PROBLEM TO WORK ON: Search the material below for the string "Santo" and list each line that holds it.

[A run of records]
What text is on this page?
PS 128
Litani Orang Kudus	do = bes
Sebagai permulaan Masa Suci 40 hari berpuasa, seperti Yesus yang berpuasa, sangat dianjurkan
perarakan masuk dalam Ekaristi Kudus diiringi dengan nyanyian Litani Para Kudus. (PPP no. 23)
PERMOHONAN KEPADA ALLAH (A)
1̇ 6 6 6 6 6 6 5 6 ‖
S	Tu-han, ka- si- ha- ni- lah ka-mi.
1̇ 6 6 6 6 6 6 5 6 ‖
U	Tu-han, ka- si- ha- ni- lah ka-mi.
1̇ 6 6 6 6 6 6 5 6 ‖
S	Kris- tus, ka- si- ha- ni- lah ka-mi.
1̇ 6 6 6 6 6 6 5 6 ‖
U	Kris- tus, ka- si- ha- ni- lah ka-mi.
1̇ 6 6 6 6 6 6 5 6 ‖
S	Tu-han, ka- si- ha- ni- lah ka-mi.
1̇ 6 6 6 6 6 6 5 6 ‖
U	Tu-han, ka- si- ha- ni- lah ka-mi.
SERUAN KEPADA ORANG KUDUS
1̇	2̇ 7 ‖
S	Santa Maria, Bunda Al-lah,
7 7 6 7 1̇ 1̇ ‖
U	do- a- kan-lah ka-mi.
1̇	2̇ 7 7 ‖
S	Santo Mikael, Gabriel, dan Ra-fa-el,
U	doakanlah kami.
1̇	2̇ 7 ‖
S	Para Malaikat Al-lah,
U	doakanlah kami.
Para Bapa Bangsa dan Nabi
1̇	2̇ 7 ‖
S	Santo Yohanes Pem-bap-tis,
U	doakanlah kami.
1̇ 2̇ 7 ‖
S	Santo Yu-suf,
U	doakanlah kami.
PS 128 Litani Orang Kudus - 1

...

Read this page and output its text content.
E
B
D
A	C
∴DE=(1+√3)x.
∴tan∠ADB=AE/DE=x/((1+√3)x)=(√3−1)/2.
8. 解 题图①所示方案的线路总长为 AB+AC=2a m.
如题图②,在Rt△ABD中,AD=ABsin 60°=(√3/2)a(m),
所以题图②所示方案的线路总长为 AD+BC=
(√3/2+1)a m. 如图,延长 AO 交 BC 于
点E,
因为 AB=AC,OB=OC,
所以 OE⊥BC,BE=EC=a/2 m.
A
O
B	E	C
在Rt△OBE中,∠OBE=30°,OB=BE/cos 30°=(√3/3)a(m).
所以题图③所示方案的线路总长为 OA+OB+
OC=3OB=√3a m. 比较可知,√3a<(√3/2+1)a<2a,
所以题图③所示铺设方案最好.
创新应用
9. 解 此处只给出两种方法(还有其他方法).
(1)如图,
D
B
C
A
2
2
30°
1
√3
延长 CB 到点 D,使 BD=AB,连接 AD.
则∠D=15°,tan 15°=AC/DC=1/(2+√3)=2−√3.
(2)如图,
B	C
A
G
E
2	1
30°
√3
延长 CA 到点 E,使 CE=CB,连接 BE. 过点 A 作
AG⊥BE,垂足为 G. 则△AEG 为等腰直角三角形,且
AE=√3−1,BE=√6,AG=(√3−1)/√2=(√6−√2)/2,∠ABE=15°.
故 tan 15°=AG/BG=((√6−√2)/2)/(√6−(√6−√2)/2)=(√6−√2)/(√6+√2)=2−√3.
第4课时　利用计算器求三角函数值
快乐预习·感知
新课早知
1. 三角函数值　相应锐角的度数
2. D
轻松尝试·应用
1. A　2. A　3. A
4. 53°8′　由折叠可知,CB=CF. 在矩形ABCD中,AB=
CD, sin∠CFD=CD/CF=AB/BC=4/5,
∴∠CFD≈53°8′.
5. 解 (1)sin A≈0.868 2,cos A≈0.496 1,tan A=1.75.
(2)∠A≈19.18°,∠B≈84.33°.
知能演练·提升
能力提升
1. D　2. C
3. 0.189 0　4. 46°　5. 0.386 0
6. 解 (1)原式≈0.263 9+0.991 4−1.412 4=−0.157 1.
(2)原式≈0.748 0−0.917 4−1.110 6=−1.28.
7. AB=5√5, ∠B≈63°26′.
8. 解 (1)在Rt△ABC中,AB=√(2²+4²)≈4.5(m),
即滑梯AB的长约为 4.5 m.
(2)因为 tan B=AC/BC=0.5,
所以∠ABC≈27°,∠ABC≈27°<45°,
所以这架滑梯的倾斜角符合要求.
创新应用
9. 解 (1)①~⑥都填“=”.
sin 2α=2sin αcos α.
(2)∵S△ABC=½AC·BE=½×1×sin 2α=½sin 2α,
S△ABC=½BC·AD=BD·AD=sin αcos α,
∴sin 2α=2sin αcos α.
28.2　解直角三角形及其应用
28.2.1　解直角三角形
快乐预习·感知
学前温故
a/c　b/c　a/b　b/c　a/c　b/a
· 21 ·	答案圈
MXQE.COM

RESULT OF THIS TASK:
S	Santo Mikael, Gabriel, dan Ra-fa-el,
S	Santo Yohanes Pem-bap-tis,
S	Santo Yu-suf,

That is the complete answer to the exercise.